:: Set task ::
Compute how many lines in the entries below contain "드립니다", and output nothing but the number.

++++ Record set ++++

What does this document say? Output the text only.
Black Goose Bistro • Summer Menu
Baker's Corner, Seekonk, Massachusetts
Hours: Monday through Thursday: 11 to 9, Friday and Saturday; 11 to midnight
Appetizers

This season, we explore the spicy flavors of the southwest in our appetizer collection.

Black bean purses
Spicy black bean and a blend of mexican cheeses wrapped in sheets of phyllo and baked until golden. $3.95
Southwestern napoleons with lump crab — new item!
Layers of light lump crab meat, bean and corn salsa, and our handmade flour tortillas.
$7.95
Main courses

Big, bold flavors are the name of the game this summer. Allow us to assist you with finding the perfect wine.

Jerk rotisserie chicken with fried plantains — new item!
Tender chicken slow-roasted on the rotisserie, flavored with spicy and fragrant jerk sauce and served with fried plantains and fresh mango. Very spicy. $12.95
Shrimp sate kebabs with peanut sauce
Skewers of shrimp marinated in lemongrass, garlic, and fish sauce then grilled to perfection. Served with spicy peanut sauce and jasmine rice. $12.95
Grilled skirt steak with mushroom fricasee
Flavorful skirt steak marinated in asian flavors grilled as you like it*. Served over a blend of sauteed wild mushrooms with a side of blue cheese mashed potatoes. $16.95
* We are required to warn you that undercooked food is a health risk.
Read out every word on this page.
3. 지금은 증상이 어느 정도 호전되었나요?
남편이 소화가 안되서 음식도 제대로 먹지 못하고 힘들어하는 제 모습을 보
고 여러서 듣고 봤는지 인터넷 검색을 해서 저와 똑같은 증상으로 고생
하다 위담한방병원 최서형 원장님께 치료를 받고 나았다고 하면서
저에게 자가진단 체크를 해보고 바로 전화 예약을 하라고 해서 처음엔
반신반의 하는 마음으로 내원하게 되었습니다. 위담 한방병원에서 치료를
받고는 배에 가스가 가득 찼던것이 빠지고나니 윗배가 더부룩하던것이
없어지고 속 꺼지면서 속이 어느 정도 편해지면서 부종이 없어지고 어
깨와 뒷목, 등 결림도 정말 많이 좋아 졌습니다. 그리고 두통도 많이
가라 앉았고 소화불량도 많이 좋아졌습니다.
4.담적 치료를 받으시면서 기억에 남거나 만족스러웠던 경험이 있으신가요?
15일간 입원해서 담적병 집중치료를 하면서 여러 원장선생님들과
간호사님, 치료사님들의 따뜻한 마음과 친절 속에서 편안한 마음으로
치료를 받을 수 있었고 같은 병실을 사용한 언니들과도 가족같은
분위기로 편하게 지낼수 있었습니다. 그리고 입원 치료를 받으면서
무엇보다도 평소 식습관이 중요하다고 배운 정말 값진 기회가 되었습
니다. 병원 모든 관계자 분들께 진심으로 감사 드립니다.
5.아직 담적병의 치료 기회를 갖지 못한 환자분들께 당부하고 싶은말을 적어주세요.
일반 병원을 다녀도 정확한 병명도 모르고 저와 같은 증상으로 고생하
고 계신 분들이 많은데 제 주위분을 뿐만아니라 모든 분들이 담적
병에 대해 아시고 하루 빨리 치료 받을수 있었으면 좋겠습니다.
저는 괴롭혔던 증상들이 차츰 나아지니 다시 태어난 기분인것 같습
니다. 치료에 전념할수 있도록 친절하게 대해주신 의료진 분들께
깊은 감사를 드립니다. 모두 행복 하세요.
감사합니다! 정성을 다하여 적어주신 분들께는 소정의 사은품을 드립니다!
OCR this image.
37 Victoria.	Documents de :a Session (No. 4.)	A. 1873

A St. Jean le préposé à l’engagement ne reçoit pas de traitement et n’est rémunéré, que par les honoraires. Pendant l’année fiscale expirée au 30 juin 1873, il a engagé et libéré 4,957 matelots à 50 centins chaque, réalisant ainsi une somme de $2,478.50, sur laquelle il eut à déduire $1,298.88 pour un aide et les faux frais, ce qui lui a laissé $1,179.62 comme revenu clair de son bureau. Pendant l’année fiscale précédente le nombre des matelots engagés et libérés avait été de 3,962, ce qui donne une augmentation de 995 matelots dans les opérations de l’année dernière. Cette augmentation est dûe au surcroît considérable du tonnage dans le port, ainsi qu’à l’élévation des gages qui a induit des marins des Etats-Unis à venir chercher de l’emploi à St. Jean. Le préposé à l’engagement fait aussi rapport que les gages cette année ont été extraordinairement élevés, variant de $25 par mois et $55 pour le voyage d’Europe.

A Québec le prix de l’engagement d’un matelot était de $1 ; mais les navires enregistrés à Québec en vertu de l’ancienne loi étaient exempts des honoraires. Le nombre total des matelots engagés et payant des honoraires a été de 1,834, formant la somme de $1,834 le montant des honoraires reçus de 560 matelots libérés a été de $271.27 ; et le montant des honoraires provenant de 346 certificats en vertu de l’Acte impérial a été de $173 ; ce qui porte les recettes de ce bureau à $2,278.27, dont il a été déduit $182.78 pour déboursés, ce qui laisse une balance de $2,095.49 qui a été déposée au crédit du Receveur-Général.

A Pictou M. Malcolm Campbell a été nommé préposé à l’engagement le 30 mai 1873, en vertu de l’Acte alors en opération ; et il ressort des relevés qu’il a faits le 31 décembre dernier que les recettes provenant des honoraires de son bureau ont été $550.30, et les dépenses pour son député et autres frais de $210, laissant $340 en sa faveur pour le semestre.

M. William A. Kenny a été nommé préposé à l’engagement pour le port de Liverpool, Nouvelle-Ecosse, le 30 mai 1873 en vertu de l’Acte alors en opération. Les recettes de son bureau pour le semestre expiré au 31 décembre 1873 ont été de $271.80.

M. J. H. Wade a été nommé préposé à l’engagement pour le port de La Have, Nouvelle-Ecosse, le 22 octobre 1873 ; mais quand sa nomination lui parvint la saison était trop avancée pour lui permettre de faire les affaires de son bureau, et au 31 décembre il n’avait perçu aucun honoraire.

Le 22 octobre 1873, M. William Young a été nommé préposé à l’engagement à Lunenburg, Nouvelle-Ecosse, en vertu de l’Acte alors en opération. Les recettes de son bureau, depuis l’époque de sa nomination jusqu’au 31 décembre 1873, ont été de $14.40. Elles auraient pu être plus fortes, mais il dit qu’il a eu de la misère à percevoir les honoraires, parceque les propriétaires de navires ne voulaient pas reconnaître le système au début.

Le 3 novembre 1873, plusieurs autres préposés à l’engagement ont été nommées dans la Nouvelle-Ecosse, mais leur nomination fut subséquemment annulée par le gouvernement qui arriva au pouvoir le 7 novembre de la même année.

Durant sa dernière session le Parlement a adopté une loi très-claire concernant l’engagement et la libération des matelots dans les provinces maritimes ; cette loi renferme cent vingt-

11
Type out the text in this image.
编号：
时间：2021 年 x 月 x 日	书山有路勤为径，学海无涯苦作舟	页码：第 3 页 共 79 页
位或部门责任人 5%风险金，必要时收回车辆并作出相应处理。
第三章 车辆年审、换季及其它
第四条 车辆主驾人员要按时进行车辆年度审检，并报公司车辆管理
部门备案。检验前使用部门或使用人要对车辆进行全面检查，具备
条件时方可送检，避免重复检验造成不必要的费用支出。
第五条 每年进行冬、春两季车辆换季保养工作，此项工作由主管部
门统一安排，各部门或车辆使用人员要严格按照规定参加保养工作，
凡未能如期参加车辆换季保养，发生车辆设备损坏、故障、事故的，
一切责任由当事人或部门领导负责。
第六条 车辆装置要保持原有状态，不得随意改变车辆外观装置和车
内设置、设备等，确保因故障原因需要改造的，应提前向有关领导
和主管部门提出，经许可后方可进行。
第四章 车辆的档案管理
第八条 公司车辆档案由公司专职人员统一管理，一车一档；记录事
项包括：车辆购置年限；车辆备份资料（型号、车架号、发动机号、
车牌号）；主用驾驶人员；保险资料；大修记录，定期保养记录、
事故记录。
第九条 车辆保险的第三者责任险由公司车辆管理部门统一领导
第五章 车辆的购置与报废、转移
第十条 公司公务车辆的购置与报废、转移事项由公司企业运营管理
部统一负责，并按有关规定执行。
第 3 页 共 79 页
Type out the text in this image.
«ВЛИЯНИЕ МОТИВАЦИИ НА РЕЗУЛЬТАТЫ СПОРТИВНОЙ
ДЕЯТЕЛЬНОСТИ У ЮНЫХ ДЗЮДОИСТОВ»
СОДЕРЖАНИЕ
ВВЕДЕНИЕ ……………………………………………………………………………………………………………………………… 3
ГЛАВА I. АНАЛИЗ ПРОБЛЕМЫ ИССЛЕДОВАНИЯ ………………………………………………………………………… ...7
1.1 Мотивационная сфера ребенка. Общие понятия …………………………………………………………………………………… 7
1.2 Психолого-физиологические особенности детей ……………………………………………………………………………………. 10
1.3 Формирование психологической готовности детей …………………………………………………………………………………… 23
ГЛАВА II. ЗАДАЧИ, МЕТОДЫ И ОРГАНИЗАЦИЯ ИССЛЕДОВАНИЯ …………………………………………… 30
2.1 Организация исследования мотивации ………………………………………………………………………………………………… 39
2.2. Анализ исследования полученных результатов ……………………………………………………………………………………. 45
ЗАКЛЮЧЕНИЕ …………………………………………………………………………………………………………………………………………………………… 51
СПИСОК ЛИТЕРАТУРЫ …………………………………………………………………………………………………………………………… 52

++++

:: Written answer ::
3